>> Begin

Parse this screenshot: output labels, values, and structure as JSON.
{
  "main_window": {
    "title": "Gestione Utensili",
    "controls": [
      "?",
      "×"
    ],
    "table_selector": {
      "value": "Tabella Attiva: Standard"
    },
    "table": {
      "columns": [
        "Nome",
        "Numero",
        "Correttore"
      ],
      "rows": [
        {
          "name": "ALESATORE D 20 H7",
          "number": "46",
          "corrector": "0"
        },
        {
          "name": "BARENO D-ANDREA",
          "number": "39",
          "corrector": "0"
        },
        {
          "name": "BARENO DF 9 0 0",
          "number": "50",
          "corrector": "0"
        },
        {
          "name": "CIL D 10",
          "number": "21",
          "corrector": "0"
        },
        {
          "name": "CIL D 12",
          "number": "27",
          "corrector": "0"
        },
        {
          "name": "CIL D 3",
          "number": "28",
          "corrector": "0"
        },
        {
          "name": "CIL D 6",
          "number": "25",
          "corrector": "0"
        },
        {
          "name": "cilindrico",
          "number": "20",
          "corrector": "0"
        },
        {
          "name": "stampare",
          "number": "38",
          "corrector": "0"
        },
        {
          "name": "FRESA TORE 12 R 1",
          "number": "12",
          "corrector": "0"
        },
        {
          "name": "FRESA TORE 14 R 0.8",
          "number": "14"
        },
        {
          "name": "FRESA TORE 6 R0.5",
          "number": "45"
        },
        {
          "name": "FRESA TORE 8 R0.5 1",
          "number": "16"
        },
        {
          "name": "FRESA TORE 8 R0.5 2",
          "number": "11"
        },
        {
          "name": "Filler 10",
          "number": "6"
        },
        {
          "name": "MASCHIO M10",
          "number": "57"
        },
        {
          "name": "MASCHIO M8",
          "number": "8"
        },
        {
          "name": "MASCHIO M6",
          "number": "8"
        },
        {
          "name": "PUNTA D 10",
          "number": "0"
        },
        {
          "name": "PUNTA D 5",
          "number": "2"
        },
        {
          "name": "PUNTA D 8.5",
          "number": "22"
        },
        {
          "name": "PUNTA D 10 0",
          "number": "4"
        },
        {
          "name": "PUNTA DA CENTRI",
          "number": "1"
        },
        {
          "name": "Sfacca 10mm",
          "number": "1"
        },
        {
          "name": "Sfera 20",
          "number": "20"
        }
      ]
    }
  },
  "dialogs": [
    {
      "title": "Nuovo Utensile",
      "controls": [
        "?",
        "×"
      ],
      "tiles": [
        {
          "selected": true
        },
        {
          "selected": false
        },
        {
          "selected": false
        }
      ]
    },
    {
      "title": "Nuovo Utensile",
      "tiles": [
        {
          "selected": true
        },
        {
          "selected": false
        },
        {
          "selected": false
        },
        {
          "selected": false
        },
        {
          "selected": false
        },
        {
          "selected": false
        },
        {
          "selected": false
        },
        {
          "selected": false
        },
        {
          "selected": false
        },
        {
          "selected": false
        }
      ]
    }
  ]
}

>> End

*Problem statement*
Return all of the above records exactly, leaving no line out.

*Right answer*
Parse this screenshot: output labels, values, and structure as JSON.
{
  "main_window": {
    "title": "Gestione Utensili",
    "controls": [
      "?",
      "×"
    ],
    "table_selector": {
      "value": "Tabella Attiva: Standard"
    },
    "table": {
      "columns": [
        "Nome",
        "Numero",
        "Correttore"
      ],
      "rows": [
        {
          "name": "ALESATORE D 20 H7",
          "number": "46",
          "corrector": "0"
        },
        {
          "name": "BARENO D-ANDREA",
          "number": "39",
          "corrector": "0"
        },
        {
          "name": "BARENO DF 9 0 0",
          "number": "50",
          "corrector": "0"
        },
        {
          "name": "CIL D 10",
          "number": "21",
          "corrector": "0"
        },
        {
          "name": "CIL D 12",
          "number": "27",
          "corrector": "0"
        },
        {
          "name": "CIL D 3",
          "number": "28",
          "corrector": "0"
        },
        {
          "name": "CIL D 6",
          "number": "25",
          "corrector": "0"
        },
        {
          "name": "cilindrico",
          "number": "20",
          "corrector": "0"
        },
        {
          "name": "stampare",
          "number": "38",
          "corrector": "0"
        },
        {
          "name": "FRESA TORE 12 R 1",
          "number": "12",
          "corrector": "0"
        },
        {
          "name": "FRESA TORE 14 R 0.8",
          "number": "14"
        },
        {
          "name": "FRESA TORE 6 R0.5",
          "number": "45"
        },
        {
          "name": "FRESA TORE 8 R0.5 1",
          "number": "16"
        },
        {
          "name": "FRESA TORE 8 R0.5 2",
          "number": "11"
        },
        {
          "name": "Filler 10",
          "number": "6"
        },
        {
          "name": "MASCHIO M10",
          "number": "57"
        },
        {
          "name": "MASCHIO M8",
          "number": "8"
        },
        {
          "name": "MASCHIO M6",
          "number": "8"
        },
        {
          "name": "PUNTA D 10",
          "number": "0"
        },
        {
          "name": "PUNTA D 5",
          "number": "2"
        },
        {
          "name": "PUNTA D 8.5",
          "number": "22"
        },
        {
          "name": "PUNTA D 10 0",
          "number": "4"
        },
        {
          "name": "PUNTA DA CENTRI",
          "number": "1"
        },
        {
          "name": "Sfacca 10mm",
          "number": "1"
        },
        {
          "name": "Sfera 20",
          "number": "20"
        }
      ]
    }
  },
  "dialogs": [
    {
      "title": "Nuovo Utensile",
      "controls": [
        "?",
        "×"
      ],
      "tiles": [
        {
          "selected": true
        },
        {
          "selected": false
        },
        {
          "selected": false
        }
      ]
    },
    {
      "title": "Nuovo Utensile",
      "tiles": [
        {
          "selected": true
        },
        {
          "selected": false
        },
        {
          "selected": false
        },
        {
          "selected": false
        },
        {
          "selected": false
        },
        {
          "selected": false
        },
        {
          "selected": false
        },
        {
          "selected": false
        },
        {
          "selected": false
        },
        {
          "selected": false
        }
      ]
    }
  ]
}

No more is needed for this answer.